### Entries supplied
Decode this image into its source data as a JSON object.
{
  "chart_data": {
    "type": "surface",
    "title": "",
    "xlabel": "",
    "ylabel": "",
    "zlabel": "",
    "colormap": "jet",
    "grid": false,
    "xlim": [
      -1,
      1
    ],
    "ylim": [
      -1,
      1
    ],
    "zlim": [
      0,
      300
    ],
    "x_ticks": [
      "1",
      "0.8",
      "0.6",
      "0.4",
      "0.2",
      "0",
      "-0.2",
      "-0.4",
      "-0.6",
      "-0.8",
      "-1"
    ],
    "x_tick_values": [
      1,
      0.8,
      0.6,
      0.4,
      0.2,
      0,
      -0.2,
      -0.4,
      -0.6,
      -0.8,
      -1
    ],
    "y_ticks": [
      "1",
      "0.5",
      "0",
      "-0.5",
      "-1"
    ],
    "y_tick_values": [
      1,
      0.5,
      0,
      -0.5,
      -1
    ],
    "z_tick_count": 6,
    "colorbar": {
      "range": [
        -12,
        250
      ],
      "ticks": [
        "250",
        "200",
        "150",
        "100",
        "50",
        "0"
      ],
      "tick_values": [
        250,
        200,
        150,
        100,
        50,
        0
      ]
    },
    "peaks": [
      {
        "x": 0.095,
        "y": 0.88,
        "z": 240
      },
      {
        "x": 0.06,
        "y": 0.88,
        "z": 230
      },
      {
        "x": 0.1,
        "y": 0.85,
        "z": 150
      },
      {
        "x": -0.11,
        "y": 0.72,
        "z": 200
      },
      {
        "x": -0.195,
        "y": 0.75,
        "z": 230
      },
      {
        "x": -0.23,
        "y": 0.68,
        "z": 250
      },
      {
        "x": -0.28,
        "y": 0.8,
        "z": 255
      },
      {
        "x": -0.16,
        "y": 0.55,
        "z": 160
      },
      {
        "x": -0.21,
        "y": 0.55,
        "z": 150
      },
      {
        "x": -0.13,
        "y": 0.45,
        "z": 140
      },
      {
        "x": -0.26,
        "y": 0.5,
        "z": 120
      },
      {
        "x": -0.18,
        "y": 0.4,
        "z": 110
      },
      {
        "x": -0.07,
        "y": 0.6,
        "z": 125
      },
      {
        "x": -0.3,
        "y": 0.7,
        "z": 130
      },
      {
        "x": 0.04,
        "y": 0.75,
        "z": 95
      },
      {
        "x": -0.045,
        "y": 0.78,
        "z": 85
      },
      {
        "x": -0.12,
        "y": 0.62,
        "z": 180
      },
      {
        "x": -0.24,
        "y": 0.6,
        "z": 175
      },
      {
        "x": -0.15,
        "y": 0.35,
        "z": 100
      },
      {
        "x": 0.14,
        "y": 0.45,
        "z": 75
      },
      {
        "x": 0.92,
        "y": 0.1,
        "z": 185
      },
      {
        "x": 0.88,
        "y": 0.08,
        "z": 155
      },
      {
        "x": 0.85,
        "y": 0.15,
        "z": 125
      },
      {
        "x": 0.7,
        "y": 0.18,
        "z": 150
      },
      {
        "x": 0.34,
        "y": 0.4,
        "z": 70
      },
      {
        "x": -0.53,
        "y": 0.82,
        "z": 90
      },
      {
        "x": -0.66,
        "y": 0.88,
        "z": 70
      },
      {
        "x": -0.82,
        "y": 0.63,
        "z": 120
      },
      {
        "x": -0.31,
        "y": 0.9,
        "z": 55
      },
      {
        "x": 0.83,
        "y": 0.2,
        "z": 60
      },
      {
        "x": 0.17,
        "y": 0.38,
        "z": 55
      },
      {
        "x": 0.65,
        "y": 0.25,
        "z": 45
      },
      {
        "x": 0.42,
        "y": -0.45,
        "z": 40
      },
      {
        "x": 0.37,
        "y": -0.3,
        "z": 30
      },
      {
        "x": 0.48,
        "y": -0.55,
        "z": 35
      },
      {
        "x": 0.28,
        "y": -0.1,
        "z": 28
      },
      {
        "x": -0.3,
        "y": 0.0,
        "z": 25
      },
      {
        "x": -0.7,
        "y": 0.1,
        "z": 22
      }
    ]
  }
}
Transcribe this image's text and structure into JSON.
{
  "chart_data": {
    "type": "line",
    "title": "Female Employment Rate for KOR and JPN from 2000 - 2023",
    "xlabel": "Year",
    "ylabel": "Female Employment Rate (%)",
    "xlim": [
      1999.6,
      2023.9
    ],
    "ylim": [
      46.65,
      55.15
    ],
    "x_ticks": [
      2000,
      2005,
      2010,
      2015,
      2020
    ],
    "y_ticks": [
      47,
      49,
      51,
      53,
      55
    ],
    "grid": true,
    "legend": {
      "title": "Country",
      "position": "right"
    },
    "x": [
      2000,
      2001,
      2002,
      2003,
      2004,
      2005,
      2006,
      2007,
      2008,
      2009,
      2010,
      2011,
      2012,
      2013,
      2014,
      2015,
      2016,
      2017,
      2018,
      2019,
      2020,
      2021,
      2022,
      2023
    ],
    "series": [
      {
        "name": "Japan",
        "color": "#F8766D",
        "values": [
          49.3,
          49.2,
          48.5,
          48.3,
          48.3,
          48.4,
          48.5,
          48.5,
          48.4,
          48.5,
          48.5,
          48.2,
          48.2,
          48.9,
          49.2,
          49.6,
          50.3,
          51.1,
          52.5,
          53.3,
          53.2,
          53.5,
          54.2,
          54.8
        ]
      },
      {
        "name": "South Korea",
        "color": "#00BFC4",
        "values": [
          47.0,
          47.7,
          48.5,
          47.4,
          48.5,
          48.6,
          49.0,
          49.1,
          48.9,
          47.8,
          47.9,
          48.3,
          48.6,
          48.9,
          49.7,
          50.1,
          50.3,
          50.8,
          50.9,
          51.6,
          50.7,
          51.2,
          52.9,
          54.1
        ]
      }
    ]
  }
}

### Set task
Retype the records in full. Keep every line identical to the original.

### Problem solution
Decode this image into its source data as a JSON object.
{
  "chart_data": {
    "type": "surface",
    "title": "",
    "xlabel": "",
    "ylabel": "",
    "zlabel": "",
    "colormap": "jet",
    "grid": false,
    "xlim": [
      -1,
      1
    ],
    "ylim": [
      -1,
      1
    ],
    "zlim": [
      0,
      300
    ],
    "x_ticks": [
      "1",
      "0.8",
      "0.6",
      "0.4",
      "0.2",
      "0",
      "-0.2",
      "-0.4",
      "-0.6",
      "-0.8",
      "-1"
    ],
    "x_tick_values": [
      1,
      0.8,
      0.6,
      0.4,
      0.2,
      0,
      -0.2,
      -0.4,
      -0.6,
      -0.8,
      -1
    ],
    "y_ticks": [
      "1",
      "0.5",
      "0",
      "-0.5",
      "-1"
    ],
    "y_tick_values": [
      1,
      0.5,
      0,
      -0.5,
      -1
    ],
    "z_tick_count": 6,
    "colorbar": {
      "range": [
        -12,
        250
      ],
      "ticks": [
        "250",
        "200",
        "150",
        "100",
        "50",
        "0"
      ],
      "tick_values": [
        250,
        200,
        150,
        100,
        50,
        0
      ]
    },
    "peaks": [
      {
        "x": 0.095,
        "y": 0.88,
        "z": 240
      },
      {
        "x": 0.06,
        "y": 0.88,
        "z": 230
      },
      {
        "x": 0.1,
        "y": 0.85,
        "z": 150
      },
      {
        "x": -0.11,
        "y": 0.72,
        "z": 200
      },
      {
        "x": -0.195,
        "y": 0.75,
        "z": 230
      },
      {
        "x": -0.23,
        "y": 0.68,
        "z": 250
      },
      {
        "x": -0.28,
        "y": 0.8,
        "z": 255
      },
      {
        "x": -0.16,
        "y": 0.55,
        "z": 160
      },
      {
        "x": -0.21,
        "y": 0.55,
        "z": 150
      },
      {
        "x": -0.13,
        "y": 0.45,
        "z": 140
      },
      {
        "x": -0.26,
        "y": 0.5,
        "z": 120
      },
      {
        "x": -0.18,
        "y": 0.4,
        "z": 110
      },
      {
        "x": -0.07,
        "y": 0.6,
        "z": 125
      },
      {
        "x": -0.3,
        "y": 0.7,
        "z": 130
      },
      {
        "x": 0.04,
        "y": 0.75,
        "z": 95
      },
      {
        "x": -0.045,
        "y": 0.78,
        "z": 85
      },
      {
        "x": -0.12,
        "y": 0.62,
        "z": 180
      },
      {
        "x": -0.24,
        "y": 0.6,
        "z": 175
      },
      {
        "x": -0.15,
        "y": 0.35,
        "z": 100
      },
      {
        "x": 0.14,
        "y": 0.45,
        "z": 75
      },
      {
        "x": 0.92,
        "y": 0.1,
        "z": 185
      },
      {
        "x": 0.88,
        "y": 0.08,
        "z": 155
      },
      {
        "x": 0.85,
        "y": 0.15,
        "z": 125
      },
      {
        "x": 0.7,
        "y": 0.18,
        "z": 150
      },
      {
        "x": 0.34,
        "y": 0.4,
        "z": 70
      },
      {
        "x": -0.53,
        "y": 0.82,
        "z": 90
      },
      {
        "x": -0.66,
        "y": 0.88,
        "z": 70
      },
      {
        "x": -0.82,
        "y": 0.63,
        "z": 120
      },
      {
        "x": -0.31,
        "y": 0.9,
        "z": 55
      },
      {
        "x": 0.83,
        "y": 0.2,
        "z": 60
      },
      {
        "x": 0.17,
        "y": 0.38,
        "z": 55
      },
      {
        "x": 0.65,
        "y": 0.25,
        "z": 45
      },
      {
        "x": 0.42,
        "y": -0.45,
        "z": 40
      },
      {
        "x": 0.37,
        "y": -0.3,
        "z": 30
      },
      {
        "x": 0.48,
        "y": -0.55,
        "z": 35
      },
      {
        "x": 0.28,
        "y": -0.1,
        "z": 28
      },
      {
        "x": -0.3,
        "y": 0.0,
        "z": 25
      },
      {
        "x": -0.7,
        "y": 0.1,
        "z": 22
      }
    ]
  }
}
Transcribe this image's text and structure into JSON.
{
  "chart_data": {
    "type": "line",
    "title": "Female Employment Rate for KOR and JPN from 2000 - 2023",
    "xlabel": "Year",
    "ylabel": "Female Employment Rate (%)",
    "xlim": [
      1999.6,
      2023.9
    ],
    "ylim": [
      46.65,
      55.15
    ],
    "x_ticks": [
      2000,
      2005,
      2010,
      2015,
      2020
    ],
    "y_ticks": [
      47,
      49,
      51,
      53,
      55
    ],
    "grid": true,
    "legend": {
      "title": "Country",
      "position": "right"
    },
    "x": [
      2000,
      2001,
      2002,
      2003,
      2004,
      2005,
      2006,
      2007,
      2008,
      2009,
      2010,
      2011,
      2012,
      2013,
      2014,
      2015,
      2016,
      2017,
      2018,
      2019,
      2020,
      2021,
      2022,
      2023
    ],
    "series": [
      {
        "name": "Japan",
        "color": "#F8766D",
        "values": [
          49.3,
          49.2,
          48.5,
          48.3,
          48.3,
          48.4,
          48.5,
          48.5,
          48.4,
          48.5,
          48.5,
          48.2,
          48.2,
          48.9,
          49.2,
          49.6,
          50.3,
          51.1,
          52.5,
          53.3,
          53.2,
          53.5,
          54.2,
          54.8
        ]
      },
      {
        "name": "South Korea",
        "color": "#00BFC4",
        "values": [
          47.0,
          47.7,
          48.5,
          47.4,
          48.5,
          48.6,
          49.0,
          49.1,
          48.9,
          47.8,
          47.9,
          48.3,
          48.6,
          48.9,
          49.7,
          50.1,
          50.3,
          50.8,
          50.9,
          51.6,
          50.7,
          51.2,
          52.9,
          54.1
        ]
      }
    ]
  }
}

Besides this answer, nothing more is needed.